• AIM: Go through the listing below and list every line with "financieros".

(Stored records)
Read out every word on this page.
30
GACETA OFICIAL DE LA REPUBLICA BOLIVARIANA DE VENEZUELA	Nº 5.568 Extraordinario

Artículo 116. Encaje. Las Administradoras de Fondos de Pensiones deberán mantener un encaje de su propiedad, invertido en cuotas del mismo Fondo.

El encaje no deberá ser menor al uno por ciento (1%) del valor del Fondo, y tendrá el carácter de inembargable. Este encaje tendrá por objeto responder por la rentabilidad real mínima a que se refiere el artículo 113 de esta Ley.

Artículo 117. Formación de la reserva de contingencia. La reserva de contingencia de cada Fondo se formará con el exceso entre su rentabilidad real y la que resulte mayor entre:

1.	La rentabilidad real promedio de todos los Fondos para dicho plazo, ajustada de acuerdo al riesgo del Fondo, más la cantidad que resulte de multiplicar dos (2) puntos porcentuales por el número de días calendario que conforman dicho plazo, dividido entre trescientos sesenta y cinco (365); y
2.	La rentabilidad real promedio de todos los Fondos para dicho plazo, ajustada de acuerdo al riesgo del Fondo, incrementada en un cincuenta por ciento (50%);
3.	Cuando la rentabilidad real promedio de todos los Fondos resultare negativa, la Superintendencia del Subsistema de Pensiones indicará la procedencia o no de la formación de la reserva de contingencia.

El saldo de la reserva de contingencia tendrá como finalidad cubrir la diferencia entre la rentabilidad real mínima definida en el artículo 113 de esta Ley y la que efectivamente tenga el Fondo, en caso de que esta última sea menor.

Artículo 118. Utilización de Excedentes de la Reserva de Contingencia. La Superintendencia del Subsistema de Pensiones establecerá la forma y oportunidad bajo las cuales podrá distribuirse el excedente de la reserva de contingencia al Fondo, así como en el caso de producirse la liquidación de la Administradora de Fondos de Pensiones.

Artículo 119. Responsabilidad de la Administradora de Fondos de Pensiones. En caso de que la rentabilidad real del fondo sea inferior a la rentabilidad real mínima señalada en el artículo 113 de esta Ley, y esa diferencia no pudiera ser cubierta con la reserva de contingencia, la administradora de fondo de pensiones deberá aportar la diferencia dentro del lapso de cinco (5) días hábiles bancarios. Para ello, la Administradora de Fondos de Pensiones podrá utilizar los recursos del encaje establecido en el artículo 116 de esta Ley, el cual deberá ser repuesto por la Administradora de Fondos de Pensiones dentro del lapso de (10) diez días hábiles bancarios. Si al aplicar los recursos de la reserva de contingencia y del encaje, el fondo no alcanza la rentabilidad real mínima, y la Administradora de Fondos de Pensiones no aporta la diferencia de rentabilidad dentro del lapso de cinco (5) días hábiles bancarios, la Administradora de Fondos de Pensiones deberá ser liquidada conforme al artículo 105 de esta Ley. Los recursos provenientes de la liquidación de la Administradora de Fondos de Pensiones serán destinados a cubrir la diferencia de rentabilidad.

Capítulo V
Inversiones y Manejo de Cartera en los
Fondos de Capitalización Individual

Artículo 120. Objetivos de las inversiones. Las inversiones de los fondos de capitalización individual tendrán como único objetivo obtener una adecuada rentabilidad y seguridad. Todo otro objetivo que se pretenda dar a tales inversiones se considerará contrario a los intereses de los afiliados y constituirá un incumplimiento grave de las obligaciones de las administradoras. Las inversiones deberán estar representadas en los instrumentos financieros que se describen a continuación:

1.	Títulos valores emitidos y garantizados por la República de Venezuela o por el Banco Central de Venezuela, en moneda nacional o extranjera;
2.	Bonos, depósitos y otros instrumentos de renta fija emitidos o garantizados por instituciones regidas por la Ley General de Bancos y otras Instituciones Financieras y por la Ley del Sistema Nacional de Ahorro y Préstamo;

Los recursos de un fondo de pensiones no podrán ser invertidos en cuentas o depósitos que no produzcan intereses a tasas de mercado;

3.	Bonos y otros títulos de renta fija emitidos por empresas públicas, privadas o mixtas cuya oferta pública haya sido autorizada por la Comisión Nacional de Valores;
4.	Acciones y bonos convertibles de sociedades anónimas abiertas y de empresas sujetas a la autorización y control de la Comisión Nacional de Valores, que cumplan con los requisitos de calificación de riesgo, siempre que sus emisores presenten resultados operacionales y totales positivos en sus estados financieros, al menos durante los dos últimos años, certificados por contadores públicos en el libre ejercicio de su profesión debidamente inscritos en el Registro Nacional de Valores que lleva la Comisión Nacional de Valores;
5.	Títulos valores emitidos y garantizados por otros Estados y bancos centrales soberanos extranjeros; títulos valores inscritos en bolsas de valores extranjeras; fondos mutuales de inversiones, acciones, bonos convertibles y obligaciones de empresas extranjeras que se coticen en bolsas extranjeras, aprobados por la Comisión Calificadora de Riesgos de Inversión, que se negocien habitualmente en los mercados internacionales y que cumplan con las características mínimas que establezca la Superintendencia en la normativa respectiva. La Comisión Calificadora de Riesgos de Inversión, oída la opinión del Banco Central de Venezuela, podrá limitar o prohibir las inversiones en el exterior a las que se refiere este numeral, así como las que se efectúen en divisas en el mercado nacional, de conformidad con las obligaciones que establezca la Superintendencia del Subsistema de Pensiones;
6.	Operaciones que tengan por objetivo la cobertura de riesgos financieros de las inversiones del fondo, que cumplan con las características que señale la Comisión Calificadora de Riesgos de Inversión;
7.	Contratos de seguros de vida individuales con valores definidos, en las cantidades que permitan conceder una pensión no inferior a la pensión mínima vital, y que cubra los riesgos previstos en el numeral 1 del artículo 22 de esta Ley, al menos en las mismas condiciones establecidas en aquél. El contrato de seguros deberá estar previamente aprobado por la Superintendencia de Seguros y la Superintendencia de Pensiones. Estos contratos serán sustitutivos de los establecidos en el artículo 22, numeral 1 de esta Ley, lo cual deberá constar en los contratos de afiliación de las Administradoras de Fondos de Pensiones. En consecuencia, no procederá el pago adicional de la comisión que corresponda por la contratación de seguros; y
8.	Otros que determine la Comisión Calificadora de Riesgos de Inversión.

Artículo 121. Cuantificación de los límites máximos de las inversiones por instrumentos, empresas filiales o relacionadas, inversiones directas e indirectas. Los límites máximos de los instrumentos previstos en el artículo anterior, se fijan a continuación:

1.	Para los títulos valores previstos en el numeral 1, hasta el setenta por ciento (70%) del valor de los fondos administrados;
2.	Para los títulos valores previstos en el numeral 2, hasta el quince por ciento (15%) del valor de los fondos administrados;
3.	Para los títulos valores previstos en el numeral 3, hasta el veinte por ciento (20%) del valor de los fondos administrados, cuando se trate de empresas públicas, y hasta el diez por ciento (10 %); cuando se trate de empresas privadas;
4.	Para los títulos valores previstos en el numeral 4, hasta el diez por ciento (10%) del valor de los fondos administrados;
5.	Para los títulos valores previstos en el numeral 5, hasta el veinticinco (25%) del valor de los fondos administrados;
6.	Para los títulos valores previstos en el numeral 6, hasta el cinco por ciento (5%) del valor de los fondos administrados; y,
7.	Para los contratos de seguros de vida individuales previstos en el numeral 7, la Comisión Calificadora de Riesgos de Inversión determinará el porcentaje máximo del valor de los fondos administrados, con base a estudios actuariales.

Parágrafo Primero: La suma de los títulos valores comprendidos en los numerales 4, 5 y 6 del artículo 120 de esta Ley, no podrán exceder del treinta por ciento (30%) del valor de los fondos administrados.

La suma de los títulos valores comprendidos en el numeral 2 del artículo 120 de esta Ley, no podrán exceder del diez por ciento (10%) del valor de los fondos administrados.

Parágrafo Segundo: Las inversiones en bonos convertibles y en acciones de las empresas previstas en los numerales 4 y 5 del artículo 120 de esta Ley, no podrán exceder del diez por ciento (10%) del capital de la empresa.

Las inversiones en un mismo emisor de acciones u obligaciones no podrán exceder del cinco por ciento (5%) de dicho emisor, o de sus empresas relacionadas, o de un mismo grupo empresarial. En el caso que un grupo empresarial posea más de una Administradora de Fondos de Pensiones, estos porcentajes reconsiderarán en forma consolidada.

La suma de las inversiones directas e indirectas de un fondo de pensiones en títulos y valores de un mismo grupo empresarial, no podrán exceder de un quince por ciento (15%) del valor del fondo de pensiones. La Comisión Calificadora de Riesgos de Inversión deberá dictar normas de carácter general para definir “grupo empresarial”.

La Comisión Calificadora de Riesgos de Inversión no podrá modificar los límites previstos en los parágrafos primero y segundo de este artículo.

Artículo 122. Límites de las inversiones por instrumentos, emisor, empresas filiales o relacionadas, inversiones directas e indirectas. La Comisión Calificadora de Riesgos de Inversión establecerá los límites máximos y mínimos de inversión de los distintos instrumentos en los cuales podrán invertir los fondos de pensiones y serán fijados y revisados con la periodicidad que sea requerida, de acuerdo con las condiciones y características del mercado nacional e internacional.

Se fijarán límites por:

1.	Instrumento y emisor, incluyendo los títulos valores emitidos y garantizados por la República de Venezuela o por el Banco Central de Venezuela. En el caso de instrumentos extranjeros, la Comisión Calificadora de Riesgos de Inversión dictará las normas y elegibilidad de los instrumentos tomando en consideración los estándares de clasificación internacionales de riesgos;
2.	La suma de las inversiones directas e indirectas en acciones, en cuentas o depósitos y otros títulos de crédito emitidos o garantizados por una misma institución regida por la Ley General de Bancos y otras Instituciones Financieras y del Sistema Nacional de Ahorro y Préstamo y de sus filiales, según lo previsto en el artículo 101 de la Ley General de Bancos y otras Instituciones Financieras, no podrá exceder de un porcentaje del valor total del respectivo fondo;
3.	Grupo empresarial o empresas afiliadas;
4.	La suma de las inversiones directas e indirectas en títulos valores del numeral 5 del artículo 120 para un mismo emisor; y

• FULL OUTPUT:
Artículo 120. Objetivos de las inversiones. Las inversiones de los fondos de capitalización individual tendrán como único objetivo obtener una adecuada rentabilidad y seguridad. Todo otro objetivo que se pretenda dar a tales inversiones se considerará contrario a los intereses de los afiliados y constituirá un incumplimiento grave de las obligaciones de las administradoras. Las inversiones deberán estar representadas en los instrumentos financieros que se describen a continuación:
4.	Acciones y bonos convertibles de sociedades anónimas abiertas y de empresas sujetas a la autorización y control de la Comisión Nacional de Valores, que cumplan con los requisitos de calificación de riesgo, siempre que sus emisores presenten resultados operacionales y totales positivos en sus estados financieros, al menos durante los dos últimos años, certificados por contadores públicos en el libre ejercicio de su profesión debidamente inscritos en el Registro Nacional de Valores que lleva la Comisión Nacional de Valores;
6.	Operaciones que tengan por objetivo la cobertura de riesgos financieros de las inversiones del fondo, que cumplan con las características que señale la Comisión Calificadora de Riesgos de Inversión;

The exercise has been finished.